» **Goal**
Only the number is wanted: how many lines of these entries contain the word "Wetterstation"?

Begin Input data

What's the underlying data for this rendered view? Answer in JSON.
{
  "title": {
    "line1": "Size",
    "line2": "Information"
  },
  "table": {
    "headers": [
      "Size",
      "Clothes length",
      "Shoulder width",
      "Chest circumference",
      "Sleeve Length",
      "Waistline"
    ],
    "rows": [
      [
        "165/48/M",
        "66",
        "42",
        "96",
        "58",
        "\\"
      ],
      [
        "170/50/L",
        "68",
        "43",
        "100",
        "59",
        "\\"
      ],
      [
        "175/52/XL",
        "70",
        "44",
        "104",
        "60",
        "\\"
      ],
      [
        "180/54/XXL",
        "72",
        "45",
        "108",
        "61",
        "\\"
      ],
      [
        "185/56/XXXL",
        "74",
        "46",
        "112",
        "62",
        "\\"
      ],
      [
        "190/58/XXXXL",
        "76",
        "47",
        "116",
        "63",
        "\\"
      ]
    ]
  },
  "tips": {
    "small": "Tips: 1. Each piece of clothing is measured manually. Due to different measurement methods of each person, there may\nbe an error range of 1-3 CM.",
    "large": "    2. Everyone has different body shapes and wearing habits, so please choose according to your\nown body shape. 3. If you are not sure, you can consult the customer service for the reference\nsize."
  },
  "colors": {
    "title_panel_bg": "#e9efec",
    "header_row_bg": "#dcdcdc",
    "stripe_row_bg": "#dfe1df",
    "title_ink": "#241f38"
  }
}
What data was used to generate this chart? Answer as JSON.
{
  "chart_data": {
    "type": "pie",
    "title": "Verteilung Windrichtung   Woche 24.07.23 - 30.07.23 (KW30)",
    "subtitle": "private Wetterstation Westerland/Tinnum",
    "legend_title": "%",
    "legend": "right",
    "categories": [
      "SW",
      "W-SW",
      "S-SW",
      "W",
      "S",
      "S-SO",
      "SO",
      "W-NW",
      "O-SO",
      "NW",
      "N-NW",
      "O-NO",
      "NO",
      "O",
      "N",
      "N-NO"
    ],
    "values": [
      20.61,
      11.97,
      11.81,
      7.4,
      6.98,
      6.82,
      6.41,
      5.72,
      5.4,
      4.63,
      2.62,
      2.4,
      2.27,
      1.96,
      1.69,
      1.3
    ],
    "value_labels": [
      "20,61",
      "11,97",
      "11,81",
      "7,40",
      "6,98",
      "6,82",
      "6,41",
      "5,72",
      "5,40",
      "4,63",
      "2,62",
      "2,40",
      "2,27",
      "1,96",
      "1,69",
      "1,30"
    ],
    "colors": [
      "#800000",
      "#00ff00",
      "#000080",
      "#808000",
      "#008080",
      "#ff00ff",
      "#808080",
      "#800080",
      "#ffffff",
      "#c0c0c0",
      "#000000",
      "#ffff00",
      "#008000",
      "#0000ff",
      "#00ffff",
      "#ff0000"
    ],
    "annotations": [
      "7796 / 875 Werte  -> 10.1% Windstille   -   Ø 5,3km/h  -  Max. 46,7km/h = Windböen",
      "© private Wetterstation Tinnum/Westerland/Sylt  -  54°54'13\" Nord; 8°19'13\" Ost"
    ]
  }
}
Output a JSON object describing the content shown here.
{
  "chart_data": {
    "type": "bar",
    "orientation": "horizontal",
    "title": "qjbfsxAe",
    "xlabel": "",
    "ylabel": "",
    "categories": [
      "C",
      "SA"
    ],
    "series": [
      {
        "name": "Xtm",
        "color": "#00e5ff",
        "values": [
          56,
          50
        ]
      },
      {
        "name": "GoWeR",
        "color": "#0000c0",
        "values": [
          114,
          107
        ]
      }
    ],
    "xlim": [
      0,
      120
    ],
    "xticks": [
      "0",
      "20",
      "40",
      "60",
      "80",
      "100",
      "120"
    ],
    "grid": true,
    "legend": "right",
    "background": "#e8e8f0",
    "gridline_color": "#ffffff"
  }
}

End Input data

» **Solution below**
2